Only the number is needed: how many lines contain the word "Average"?

>> BEGIN

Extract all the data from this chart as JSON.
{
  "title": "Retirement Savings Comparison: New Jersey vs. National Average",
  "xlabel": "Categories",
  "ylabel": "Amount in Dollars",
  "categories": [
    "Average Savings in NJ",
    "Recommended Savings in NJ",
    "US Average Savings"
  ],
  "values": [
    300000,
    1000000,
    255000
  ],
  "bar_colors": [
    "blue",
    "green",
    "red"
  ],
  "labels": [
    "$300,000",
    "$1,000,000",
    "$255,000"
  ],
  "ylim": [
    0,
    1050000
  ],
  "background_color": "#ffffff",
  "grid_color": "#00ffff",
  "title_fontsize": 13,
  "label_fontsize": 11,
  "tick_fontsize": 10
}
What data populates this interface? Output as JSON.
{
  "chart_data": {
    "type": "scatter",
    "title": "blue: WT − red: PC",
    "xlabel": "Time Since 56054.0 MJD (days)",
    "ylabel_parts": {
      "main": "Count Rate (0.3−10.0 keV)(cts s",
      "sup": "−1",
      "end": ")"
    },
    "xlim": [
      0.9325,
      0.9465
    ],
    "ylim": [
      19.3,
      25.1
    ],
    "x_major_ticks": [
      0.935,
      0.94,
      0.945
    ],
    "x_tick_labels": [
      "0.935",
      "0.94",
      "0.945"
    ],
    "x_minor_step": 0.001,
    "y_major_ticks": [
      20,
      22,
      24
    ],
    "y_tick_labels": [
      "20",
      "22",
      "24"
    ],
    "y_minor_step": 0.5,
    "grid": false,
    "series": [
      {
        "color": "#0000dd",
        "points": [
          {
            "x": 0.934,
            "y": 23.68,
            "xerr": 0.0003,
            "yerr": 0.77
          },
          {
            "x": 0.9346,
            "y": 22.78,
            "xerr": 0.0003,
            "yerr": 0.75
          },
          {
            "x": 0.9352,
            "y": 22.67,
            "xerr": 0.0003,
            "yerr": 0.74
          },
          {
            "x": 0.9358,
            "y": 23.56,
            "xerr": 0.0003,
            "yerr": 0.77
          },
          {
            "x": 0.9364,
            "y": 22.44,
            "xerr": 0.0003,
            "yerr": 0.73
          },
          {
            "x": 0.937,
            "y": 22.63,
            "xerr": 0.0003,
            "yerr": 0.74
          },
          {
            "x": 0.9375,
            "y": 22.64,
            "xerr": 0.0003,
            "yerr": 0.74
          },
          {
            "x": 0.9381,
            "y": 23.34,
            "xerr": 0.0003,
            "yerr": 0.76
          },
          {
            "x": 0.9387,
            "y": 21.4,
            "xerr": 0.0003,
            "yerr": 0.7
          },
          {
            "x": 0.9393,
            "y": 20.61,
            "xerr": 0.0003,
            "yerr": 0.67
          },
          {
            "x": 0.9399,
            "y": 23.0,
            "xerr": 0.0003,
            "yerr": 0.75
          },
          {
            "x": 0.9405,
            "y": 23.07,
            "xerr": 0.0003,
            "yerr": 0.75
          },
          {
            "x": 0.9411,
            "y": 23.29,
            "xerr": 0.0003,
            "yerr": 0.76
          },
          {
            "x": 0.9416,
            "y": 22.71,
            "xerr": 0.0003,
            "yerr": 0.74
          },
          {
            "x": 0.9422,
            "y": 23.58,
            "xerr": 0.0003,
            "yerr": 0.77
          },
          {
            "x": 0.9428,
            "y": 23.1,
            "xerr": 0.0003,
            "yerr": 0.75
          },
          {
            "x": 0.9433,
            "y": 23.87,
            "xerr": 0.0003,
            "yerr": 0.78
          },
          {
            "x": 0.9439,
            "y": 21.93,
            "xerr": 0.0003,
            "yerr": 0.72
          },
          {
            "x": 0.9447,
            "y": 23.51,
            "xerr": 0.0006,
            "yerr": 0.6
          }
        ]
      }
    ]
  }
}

>> END

§ Output for this task: 3